PAGE EXCERPT
◆ ◆ ◆ ◆ ◆ ◆ ◆
Question 1197163: If −𝜋 ≤ 𝑥 ≤ 0, then cos−1(cos 𝑥) is:
A)𝑥 B)𝜋−𝑥 C)2𝜋+𝑥 D)2𝜋−𝑥 E)None
Found 2 solutions by Theo, greenestamps:
Answer by Theo(13342)   (Show Source):
You can put this solution on YOUR website! if you graph the equation, you can see what's going on.
the graph is shown below:
you can see from the graph that when x = pi/2, y = arccos(cos(x)) = arccos(cos(pi/2)) = pi/2.
that would indicate that arccos(cos(x)) = x.
that's true when 0 < x < pi.
arccos(cos(-pi/2)) = pi/2 as well.
however, since the angle is -pi/2, then the coordinate pair is (-pi/2,pi/2) which indicates that arccos(x) = -x when -pi < x < 0
the equivalent positive angle of -x is equal to -pi/2 + 2pi = 3pi/2.
that would be 2pi + x because 2pi + (-pi/2) = 3pi/2.
this is very tough to see unless you can graph it.
the graphing software i used is at https://www.desmos.com/calculator
it looks to me that your solution is selection C which is 2pi + x.
you didn't have -x as a solution.
you needed to now that -x was equivalent to 2pi - (-x) = 2pi + x.
arccos(cos(-pi/2) = pi/2.
arccos(cos(2pi+pi/2) = pi/2.
let me know if you have any questions.
◆ ◆ ◆ ◆ ◆ ◆ ◆
Lines of data
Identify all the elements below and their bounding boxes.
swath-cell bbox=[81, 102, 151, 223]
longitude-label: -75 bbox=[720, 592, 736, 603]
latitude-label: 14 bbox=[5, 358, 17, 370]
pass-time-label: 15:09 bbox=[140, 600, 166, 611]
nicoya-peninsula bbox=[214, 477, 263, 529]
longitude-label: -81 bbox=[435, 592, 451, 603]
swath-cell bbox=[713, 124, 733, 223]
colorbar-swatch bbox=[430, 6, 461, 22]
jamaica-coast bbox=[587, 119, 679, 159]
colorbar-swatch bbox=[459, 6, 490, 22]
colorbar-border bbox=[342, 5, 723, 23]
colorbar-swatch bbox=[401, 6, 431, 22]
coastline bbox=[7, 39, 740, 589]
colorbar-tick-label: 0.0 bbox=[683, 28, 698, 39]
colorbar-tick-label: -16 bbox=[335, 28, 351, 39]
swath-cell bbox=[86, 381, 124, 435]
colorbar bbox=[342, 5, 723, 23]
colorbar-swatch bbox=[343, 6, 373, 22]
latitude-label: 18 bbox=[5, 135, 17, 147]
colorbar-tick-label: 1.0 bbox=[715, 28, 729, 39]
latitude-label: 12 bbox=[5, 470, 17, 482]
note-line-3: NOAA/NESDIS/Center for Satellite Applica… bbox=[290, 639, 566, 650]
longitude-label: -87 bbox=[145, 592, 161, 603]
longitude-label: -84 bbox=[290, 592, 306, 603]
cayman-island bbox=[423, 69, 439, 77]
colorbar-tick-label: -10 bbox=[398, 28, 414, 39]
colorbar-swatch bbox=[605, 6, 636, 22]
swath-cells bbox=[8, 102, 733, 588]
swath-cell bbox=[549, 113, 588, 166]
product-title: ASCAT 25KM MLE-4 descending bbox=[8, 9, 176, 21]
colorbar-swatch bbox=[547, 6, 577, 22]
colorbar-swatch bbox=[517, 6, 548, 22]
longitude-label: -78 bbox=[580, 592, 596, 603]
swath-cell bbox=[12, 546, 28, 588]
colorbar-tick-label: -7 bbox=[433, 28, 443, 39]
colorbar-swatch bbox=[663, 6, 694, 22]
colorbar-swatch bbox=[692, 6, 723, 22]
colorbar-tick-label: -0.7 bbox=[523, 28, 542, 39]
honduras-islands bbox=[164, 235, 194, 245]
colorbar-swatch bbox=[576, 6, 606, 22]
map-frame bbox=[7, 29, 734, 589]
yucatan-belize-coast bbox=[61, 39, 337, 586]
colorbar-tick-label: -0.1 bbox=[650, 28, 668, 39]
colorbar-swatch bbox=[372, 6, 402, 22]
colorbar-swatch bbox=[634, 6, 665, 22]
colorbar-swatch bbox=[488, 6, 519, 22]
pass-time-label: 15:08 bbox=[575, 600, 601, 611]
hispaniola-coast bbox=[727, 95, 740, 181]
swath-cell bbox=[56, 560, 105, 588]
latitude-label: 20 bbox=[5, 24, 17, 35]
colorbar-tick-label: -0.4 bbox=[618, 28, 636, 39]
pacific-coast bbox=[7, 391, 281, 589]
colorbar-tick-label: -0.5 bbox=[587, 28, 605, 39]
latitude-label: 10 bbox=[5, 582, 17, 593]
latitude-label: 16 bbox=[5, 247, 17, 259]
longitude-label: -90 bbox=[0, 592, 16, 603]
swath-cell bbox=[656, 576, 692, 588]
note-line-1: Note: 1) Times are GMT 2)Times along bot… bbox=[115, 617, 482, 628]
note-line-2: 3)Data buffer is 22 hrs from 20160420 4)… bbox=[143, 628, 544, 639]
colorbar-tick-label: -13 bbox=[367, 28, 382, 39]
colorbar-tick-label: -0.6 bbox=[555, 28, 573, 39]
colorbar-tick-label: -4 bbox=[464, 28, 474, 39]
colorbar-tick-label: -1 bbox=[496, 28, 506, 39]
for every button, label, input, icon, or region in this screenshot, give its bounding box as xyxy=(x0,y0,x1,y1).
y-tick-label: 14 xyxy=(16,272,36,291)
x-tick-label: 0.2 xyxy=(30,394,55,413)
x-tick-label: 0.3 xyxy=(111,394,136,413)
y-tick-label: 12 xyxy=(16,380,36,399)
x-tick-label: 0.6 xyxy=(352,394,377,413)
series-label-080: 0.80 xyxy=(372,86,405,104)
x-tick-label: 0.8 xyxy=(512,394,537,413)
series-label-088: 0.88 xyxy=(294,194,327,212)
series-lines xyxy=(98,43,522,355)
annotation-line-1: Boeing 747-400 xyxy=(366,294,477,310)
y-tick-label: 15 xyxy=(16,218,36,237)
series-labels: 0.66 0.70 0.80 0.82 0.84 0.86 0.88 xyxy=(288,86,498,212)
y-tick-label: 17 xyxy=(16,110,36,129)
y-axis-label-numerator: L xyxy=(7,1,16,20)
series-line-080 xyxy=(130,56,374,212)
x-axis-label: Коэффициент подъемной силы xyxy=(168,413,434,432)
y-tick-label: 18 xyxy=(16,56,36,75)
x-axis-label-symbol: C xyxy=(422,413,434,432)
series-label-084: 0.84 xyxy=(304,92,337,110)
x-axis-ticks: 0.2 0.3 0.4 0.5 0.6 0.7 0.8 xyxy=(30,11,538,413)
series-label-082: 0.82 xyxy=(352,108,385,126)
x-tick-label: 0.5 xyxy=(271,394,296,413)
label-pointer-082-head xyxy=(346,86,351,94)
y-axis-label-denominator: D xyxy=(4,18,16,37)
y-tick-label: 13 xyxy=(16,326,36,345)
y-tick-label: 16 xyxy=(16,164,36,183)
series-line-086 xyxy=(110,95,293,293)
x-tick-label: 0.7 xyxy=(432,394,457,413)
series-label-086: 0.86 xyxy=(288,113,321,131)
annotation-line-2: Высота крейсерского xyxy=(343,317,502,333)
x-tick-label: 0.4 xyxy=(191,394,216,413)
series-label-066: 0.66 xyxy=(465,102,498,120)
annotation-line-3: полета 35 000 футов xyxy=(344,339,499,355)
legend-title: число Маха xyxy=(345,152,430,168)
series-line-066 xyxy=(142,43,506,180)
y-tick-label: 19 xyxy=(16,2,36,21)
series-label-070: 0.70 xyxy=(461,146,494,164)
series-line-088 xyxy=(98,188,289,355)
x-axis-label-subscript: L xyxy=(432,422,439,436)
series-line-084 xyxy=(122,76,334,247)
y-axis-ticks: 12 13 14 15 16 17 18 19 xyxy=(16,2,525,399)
◆ ◆ ◆ ◆ ◆ ◆ ◆
WHAT YOU WILL DO
1. In the records, begin at the first line and stop after the line that has "nicoya-peninsula bbox=[214, 477, 263, 529]"; reproduce those lines, swapping "longitude-label" for "lon-label" and leaving everything else as it is.
2. Pick up the forum thread on the arccos(cos x) question where it stops and continue it.
The text and the records are separate material with no connection to each other.

REPLIES
1.
Identify all the elements below and their bounding boxes.
swath-cell bbox=[81, 102, 151, 223]
lon-label: -75 bbox=[720, 592, 736, 603]
latitude-label: 14 bbox=[5, 358, 17, 370]
pass-time-label: 15:09 bbox=[140, 600, 166, 611]
nicoya-peninsula bbox=[214, 477, 263, 529]

2.
theo
Answer by greenestamps(13241)  (Show Source):
You can put this solution on YOUR website!
For the inverse cosine function, the input is a real number between -1 and +1, and the output value is in a range which is the interval closest to 0 in which cos(x) takes on all it values.
cos(x) takes on all its values on [0,pi), so the output of the inverse cosine function is on that interval. Note cos(x) also takes on all its value on [-pi,0); but the convention is to use the interval where the numbers are positive.
cos(x) has a period of 2pi, so cos^(-1)(cos(x)) returns a value equal to x, plus or minus the multiple of 2pi that makes the output value between 0 and pi.
Since in this problem the input value x is between -pi and 0, the output value needs to be x+2pi.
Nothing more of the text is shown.